- _Task requirements_
Reproduce the rows verbatim from the beginning of the rows through the line containing "- attr-subject-2-label: Subject: [1084, 1162, 1171, 1188]", including that line.

— BEGIN Materials provided —

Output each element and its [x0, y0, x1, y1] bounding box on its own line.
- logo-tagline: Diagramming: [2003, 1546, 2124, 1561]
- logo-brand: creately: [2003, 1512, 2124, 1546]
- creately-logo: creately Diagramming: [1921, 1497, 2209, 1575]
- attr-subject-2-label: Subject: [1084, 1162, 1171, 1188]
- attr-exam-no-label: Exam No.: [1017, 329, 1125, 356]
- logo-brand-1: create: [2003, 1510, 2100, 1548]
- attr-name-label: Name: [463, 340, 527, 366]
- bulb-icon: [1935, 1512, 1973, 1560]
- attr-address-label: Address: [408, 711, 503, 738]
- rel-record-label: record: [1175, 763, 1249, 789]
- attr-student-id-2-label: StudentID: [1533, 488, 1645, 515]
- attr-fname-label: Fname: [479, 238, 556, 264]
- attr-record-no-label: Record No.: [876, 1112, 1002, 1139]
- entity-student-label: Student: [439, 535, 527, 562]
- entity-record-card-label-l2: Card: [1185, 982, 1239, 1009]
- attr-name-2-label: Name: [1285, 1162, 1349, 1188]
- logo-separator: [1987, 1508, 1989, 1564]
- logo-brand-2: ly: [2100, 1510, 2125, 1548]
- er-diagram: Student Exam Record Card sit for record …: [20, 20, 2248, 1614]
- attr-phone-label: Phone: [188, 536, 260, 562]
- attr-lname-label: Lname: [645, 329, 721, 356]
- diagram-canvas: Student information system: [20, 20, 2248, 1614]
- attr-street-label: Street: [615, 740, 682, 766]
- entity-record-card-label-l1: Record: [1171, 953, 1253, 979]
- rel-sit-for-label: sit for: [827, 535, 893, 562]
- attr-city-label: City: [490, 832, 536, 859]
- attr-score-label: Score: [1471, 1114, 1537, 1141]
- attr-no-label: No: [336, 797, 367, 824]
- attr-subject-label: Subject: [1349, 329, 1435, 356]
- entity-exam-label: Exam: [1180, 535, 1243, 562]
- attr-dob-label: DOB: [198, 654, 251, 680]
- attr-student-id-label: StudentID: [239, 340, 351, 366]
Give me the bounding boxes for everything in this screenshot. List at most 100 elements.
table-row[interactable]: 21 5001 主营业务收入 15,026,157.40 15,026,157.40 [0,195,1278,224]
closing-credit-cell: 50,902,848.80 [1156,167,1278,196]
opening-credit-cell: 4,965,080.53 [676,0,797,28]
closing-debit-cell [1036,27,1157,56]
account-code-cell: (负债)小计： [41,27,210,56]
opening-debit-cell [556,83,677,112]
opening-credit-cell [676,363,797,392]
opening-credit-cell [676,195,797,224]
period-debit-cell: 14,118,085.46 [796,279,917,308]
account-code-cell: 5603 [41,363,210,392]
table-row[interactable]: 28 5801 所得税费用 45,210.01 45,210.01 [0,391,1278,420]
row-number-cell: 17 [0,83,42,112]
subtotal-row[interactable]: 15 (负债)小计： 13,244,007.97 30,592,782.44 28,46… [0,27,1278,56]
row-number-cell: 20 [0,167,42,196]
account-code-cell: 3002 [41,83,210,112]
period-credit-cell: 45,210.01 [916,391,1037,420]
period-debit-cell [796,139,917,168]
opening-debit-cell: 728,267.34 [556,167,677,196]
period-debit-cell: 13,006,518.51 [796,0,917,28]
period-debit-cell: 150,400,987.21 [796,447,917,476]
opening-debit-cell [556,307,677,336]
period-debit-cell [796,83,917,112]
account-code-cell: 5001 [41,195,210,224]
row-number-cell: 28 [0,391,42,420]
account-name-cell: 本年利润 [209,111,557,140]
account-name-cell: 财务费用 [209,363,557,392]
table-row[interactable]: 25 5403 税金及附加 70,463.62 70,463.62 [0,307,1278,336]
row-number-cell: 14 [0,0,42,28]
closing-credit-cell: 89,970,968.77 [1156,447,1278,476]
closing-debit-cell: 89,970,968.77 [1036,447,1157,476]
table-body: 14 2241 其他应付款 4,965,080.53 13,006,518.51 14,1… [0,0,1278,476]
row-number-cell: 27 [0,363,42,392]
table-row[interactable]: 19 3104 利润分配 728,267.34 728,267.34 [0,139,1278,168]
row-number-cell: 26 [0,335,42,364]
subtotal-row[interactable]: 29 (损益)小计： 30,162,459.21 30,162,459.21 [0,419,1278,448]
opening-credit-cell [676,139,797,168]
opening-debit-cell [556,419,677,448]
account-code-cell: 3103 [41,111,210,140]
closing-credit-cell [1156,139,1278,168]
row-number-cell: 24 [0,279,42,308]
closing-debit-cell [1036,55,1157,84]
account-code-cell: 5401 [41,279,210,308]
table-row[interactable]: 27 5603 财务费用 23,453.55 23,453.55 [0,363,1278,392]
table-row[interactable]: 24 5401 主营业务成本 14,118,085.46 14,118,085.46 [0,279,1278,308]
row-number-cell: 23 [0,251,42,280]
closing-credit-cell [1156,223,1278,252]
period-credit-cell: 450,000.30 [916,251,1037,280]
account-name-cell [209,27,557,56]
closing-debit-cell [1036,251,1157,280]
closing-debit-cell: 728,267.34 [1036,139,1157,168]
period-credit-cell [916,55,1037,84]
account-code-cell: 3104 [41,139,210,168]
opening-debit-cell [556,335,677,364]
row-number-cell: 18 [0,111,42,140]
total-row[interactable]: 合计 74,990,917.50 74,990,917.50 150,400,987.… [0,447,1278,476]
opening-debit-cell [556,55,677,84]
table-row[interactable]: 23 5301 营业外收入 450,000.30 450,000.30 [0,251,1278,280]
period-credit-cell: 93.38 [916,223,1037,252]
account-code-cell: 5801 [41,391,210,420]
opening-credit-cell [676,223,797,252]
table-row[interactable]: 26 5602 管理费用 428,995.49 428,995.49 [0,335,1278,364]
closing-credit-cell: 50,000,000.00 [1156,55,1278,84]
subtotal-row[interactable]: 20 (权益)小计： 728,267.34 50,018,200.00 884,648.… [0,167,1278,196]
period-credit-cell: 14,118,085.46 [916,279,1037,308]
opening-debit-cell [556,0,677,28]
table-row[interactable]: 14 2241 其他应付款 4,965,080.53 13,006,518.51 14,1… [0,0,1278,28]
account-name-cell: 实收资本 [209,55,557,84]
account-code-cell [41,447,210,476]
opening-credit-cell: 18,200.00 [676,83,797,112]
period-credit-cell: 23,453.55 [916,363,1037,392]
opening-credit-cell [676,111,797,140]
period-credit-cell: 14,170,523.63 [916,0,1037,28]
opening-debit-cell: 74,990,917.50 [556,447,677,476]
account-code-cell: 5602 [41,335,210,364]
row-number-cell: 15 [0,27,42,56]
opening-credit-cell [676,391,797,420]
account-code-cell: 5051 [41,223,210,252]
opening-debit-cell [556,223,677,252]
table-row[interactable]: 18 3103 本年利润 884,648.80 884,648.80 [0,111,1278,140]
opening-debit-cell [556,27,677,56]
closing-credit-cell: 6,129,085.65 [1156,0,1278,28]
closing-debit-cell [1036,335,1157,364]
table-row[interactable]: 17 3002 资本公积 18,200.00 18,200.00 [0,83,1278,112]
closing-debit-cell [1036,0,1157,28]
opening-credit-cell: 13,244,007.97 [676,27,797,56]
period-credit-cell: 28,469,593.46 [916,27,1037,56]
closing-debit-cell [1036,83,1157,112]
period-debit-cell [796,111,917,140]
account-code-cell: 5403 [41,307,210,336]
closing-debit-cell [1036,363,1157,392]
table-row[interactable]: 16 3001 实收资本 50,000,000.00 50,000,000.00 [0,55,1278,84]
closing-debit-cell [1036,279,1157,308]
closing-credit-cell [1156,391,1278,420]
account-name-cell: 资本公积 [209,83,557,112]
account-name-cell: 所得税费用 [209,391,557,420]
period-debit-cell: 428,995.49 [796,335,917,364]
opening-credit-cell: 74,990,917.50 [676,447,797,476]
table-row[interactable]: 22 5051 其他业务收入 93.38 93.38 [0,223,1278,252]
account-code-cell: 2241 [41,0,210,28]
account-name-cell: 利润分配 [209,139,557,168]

— END Materials provided —

- _Answer in full_
Output each element and its [x0, y0, x1, y1] bounding box on its own line.
- logo-tagline: Diagramming: [2003, 1546, 2124, 1561]
- logo-brand: creately: [2003, 1512, 2124, 1546]
- creately-logo: creately Diagramming: [1921, 1497, 2209, 1575]
- attr-subject-2-label: Subject: [1084, 1162, 1171, 1188]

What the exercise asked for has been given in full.